* begin SUPPLIED TEXT *
And here we return to the elite, which must lead this people and this state. 
Yet at least half of it currently revels in the European Union’s problems, 
chuckling from the sidelines at the difficulties European leaders face with 
Trump and the war in Ukraine, firing off at least one snide quip a day.

The absence of awareness of the essential importance of joint action, of the 
necessity of a national agreement, even if it took a year to reach, is a sure 
way to keep languishing at the bottom. Failure to understand that we must have 
a common goal, however broadly defined, say, a prosperous EU member state 
capable of meeting most of its citizens’ needs, opens space for a cynical game 
in which politics and the economic and security networks tied to it will always 
be ready to sacrifice a significant part of the nation and the state for their 
own interests. If we do not know together who we are and where we are going, 
why would each of us not pull the rope in our own direction? For more than two 
and a half millennia Aesop’s motif, the immeasurable strength of a bundle 
compared to a single twig, has appeared in the oral and written traditions of 
many nations, including the Serbian one. Yet we still do not understand it, not 
as a national community and, consequently, not at many lower, yet important, 
levels. The current political opposition is not the topic of this text, but it 
is a telling example. It is hard to explain the fact that Serbia has twenty 
opposition parties, the strongest polling at around five percent, while fifteen 
are below one percent. A functional democratic system requires at least five 
parties capable of becoming, after elections, either the leading governing 
party or a credible coalition partner.
* end SUPPLIED TEXT *
* begin ENTRIES SUPPLIED *
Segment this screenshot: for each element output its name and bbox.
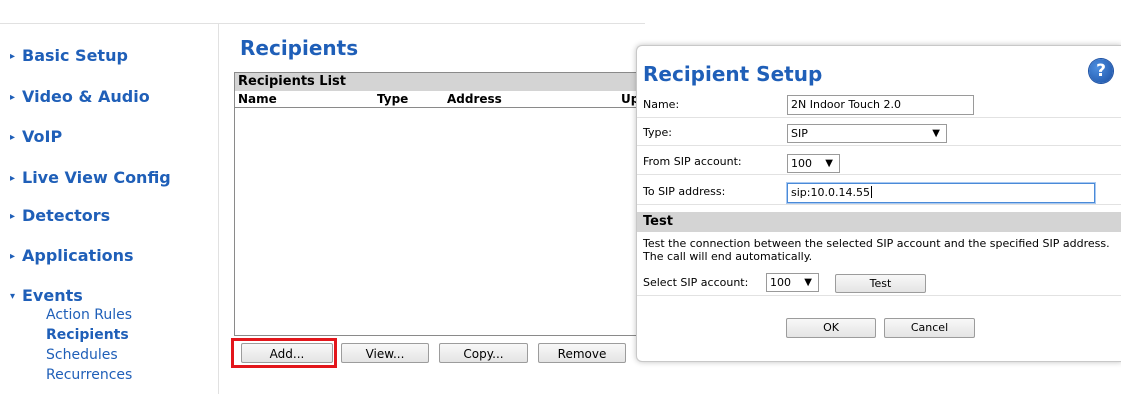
sidebar-item-applications[interactable]: ▸ Applications	[10, 246, 134, 265]
recipient-setup-dialog: Recipient Setup ? Name: 2N Indoor Touch …	[636, 45, 1121, 362]
name-label: Name:	[643, 98, 680, 111]
type-label: Type:	[643, 126, 672, 139]
name-input[interactable]: 2N Indoor Touch 2.0	[787, 95, 974, 115]
dropdown-caret-icon: ▼	[932, 128, 940, 139]
chevron-down-icon: ▾	[10, 291, 16, 302]
page-title: Recipients	[240, 36, 359, 60]
chevron-right-icon: ▸	[10, 132, 16, 143]
recipients-list[interactable]: Recipients List Name Type Address Uplo	[234, 72, 646, 336]
dialog-title: Recipient Setup	[643, 62, 823, 86]
sidebar-item-label: Live View Config	[22, 168, 171, 187]
sidebar-item-events[interactable]: ▾ Events	[10, 286, 83, 305]
sidebar-item-label: Events	[22, 286, 83, 305]
sidebar-subitem-recurrences[interactable]: Recurrences	[46, 367, 132, 383]
test-section-header: Test	[637, 212, 1121, 232]
select-sip-row: Select SIP account: 100 ▼ Test	[637, 271, 1121, 296]
sidebar-item-label: VoIP	[22, 127, 63, 146]
chevron-right-icon: ▸	[10, 251, 16, 262]
sidebar-divider	[218, 24, 219, 394]
to-sip-input[interactable]: sip:10.0.14.55	[787, 183, 1095, 203]
type-row: Type: SIP ▼	[637, 121, 1121, 146]
test-button[interactable]: Test	[835, 274, 926, 293]
chevron-right-icon: ▸	[10, 92, 16, 103]
sidebar: ▸ Basic Setup ▸ Video & Audio ▸ VoIP ▸ Live …	[0, 24, 218, 394]
sidebar-item-video-audio[interactable]: ▸ Video & Audio	[10, 87, 150, 106]
sidebar-item-basic-setup[interactable]: ▸ Basic Setup	[10, 46, 128, 65]
sidebar-item-label: Video & Audio	[22, 87, 150, 106]
type-select[interactable]: SIP ▼	[787, 124, 947, 143]
cancel-button[interactable]: Cancel	[884, 318, 975, 338]
from-sip-value: 100	[791, 157, 812, 170]
sidebar-subitem-action-rules[interactable]: Action Rules	[46, 307, 132, 323]
to-sip-row: To SIP address: sip:10.0.14.55	[637, 180, 1121, 205]
select-sip-select[interactable]: 100 ▼	[766, 273, 819, 292]
remove-button[interactable]: Remove	[538, 343, 626, 363]
select-sip-label: Select SIP account:	[643, 276, 749, 289]
chevron-right-icon: ▸	[10, 51, 16, 62]
help-icon[interactable]: ?	[1089, 59, 1113, 83]
from-sip-label: From SIP account:	[643, 155, 742, 168]
chevron-right-icon: ▸	[10, 173, 16, 184]
recipients-list-header: Recipients List	[235, 73, 646, 91]
ok-button[interactable]: OK	[786, 318, 876, 338]
sidebar-item-label: Detectors	[22, 206, 111, 225]
add-button-highlight	[231, 338, 337, 368]
copy-button[interactable]: Copy...	[439, 343, 528, 363]
sidebar-item-label: Basic Setup	[22, 46, 128, 65]
test-header-label: Test	[643, 214, 673, 229]
test-description: Test the connection between the selected…	[643, 237, 1110, 263]
from-sip-row: From SIP account: 100 ▼	[637, 150, 1121, 175]
to-sip-label: To SIP address:	[643, 185, 726, 198]
text-cursor	[870, 186, 872, 198]
name-row: Name: 2N Indoor Touch 2.0	[637, 93, 1121, 118]
sidebar-item-live-view-config[interactable]: ▸ Live View Config	[10, 168, 171, 187]
to-sip-value: sip:10.0.14.55	[791, 186, 870, 199]
dropdown-caret-icon: ▼	[804, 277, 812, 288]
select-sip-value: 100	[770, 276, 791, 289]
column-header-address[interactable]: Address	[447, 92, 502, 106]
view-button[interactable]: View...	[341, 343, 429, 363]
sidebar-item-detectors[interactable]: ▸ Detectors	[10, 206, 110, 225]
sidebar-item-label: Applications	[22, 246, 134, 265]
from-sip-select[interactable]: 100 ▼	[787, 154, 840, 173]
sidebar-subitem-recipients[interactable]: Recipients	[46, 327, 129, 343]
column-header-type[interactable]: Type	[377, 92, 408, 106]
dropdown-caret-icon: ▼	[825, 158, 833, 169]
recipients-columns: Name Type Address Uplo	[235, 91, 646, 108]
type-select-value: SIP	[791, 127, 808, 140]
sidebar-subitem-schedules[interactable]: Schedules	[46, 347, 118, 363]
sidebar-item-voip[interactable]: ▸ VoIP	[10, 127, 62, 146]
chevron-right-icon: ▸	[10, 211, 16, 222]
column-header-name[interactable]: Name	[238, 92, 277, 106]
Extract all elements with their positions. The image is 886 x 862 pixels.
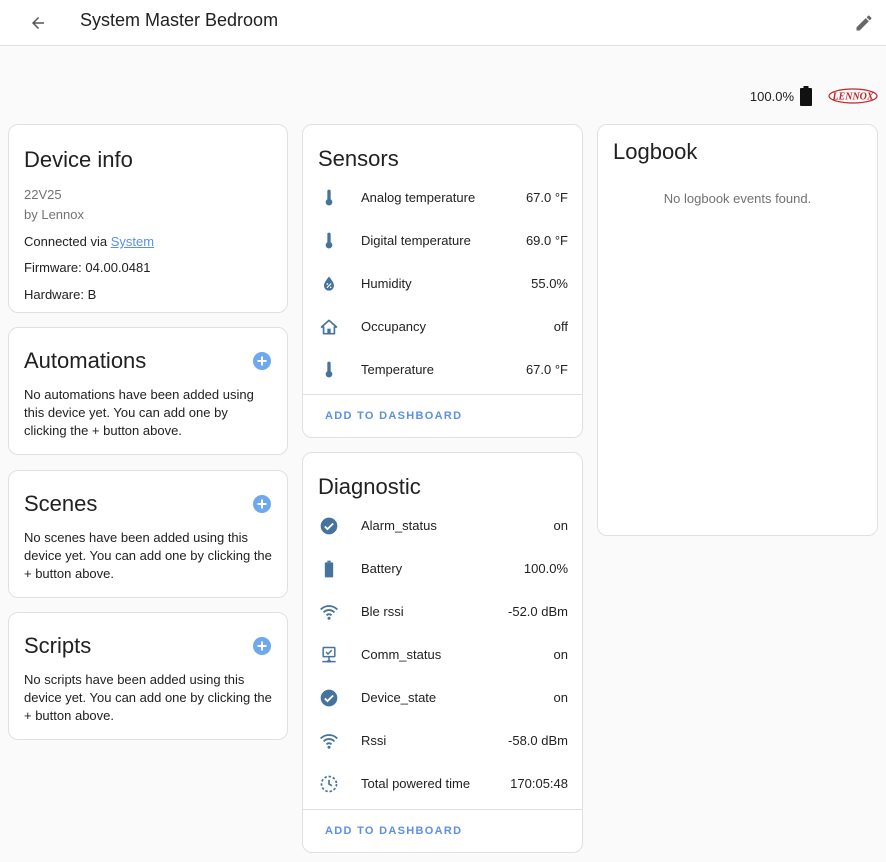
* end ENTRIES SUPPLIED *
STATED GOAL 1 >>
From the essay on Serbian politics, print the passage starting at "And here we" and ending at "quip a day.".
STATED GOAL 2 >>
According to the essay on Serbian politics, how many of Serbia's opposition parties poll below one percent?
STATED GOAL 3 >>
Go on with the essay on Serbian politics, picking up right after its final sentence.
The items have nothing to do with the essay on Serbian politics.

FINAL RESULT 1 >>
And here we return to the elite, which must lead this people and this state. 
Yet at least half of it currently revels in the European Union’s problems, 
chuckling from the sidelines at the difficulties European leaders face with 
Trump and the war in Ukraine, firing off at least one snide quip a day.

FINAL RESULT 2 >>
Fifteen.

FINAL RESULT 3 >>
In all of this, it is crucial to understand that achieving broad agreement on 
national goals does not mean imposing the view of any majority faction. Any 
such attempt would be like jamming a stick into the wheel of the vehicle 
carrying us through these murky times. Serbia must be plural in order to 
develop normally. Any attempt to repaint it in a single color will bring new 
suffering and misfortune and, at the very least, a delay that will be hard to 
make up for.

People think differently in every society, so it is difficult to understand why 
only Serbian elites cannot determine the main direction in which the state 
should move, or at least strive to move. What is it that Bulgarians and 
Romanians, Czechs and Poles, Croats and Albanians, Slovenes and Portuguese, 
indeed so many Europeans, know that we Serbs do not? How is it possible that 
European integration is seriously questioned only in Serbia and the Republika 
Srpska? That only here do polls show a majority not supporting membership in 
the Union? Or perhaps we know something no other nation in Europe knows. It is 
possible, but extraordinarily unlikely.

Serbia must seize the opportunity that will present itself in the coming years.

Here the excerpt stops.